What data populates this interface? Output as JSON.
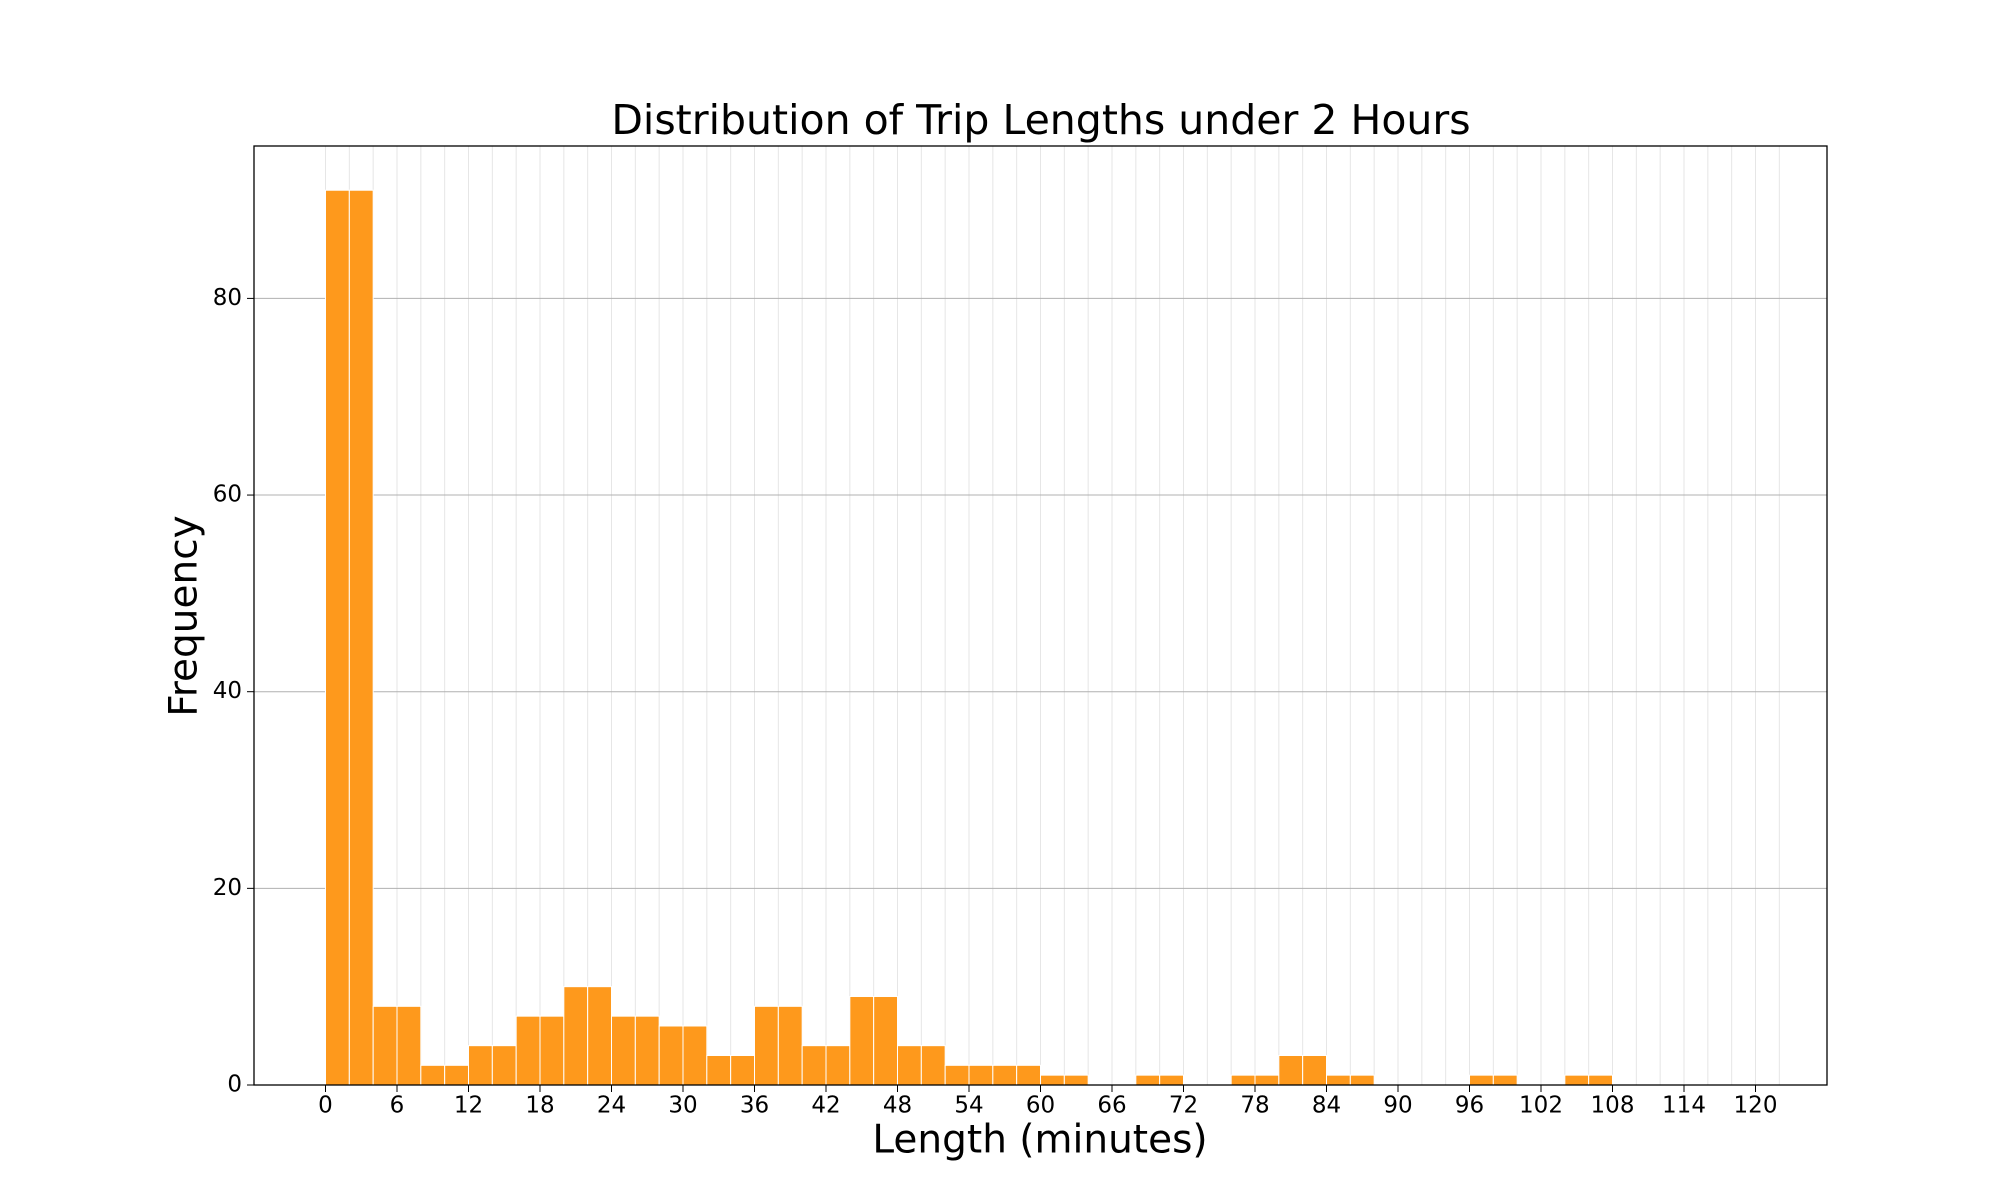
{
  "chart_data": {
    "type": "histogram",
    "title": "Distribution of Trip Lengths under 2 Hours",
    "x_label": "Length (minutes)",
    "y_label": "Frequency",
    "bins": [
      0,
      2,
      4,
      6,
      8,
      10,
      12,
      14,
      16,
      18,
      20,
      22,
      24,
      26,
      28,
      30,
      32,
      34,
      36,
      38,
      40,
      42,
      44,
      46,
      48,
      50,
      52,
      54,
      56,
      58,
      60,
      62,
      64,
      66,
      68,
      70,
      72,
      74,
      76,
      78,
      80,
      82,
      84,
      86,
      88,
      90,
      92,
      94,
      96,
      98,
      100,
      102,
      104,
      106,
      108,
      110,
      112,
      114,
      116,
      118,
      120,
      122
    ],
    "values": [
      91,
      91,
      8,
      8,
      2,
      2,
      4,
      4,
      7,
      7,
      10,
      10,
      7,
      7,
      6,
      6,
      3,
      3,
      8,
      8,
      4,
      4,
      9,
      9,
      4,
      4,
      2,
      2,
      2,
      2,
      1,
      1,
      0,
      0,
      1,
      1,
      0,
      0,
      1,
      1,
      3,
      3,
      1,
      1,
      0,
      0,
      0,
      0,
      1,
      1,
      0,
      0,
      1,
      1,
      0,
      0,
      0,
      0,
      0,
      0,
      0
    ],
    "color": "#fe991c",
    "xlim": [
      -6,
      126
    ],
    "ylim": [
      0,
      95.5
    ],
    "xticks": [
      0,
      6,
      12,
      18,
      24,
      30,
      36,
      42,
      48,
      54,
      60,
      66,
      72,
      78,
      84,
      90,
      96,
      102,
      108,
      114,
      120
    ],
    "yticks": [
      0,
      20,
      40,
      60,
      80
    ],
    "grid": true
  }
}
...
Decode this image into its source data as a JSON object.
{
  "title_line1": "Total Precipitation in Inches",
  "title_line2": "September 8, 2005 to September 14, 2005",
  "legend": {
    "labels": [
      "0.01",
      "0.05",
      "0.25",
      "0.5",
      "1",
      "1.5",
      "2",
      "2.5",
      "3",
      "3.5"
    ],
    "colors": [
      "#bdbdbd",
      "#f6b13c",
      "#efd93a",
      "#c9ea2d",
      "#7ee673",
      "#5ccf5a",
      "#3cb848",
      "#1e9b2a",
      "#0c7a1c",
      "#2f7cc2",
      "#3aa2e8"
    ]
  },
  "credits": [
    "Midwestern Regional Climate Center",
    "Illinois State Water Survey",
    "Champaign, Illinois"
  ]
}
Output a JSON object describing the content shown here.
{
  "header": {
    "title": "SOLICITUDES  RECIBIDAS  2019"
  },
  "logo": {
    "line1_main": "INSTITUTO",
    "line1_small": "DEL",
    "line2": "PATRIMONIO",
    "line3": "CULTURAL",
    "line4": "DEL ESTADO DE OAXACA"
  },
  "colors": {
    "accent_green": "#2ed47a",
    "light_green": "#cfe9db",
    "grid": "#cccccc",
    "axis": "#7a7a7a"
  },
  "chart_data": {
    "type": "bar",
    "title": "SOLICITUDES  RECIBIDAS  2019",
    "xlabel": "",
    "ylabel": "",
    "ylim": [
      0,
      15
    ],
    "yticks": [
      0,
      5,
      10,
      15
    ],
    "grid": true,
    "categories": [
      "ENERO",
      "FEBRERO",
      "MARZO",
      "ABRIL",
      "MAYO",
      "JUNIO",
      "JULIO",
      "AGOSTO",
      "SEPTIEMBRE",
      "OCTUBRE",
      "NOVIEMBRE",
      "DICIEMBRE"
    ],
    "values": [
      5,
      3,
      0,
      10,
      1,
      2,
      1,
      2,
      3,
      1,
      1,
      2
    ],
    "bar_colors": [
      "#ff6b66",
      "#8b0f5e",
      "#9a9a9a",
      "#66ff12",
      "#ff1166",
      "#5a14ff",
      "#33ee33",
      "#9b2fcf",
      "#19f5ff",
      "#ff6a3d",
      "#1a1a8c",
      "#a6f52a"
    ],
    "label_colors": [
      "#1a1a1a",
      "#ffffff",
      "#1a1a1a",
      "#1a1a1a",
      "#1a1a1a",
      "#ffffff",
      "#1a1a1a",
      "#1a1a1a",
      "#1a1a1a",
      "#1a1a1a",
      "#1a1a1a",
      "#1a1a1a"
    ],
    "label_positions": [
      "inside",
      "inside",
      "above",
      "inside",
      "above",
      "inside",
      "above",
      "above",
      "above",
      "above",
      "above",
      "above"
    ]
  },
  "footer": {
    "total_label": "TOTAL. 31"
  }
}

* Goal of the exercise: All lines above containing the string "Output" are to be collected.

* The reply:
What data populates this interface? Output as JSON.
Output a JSON object describing the content shown here.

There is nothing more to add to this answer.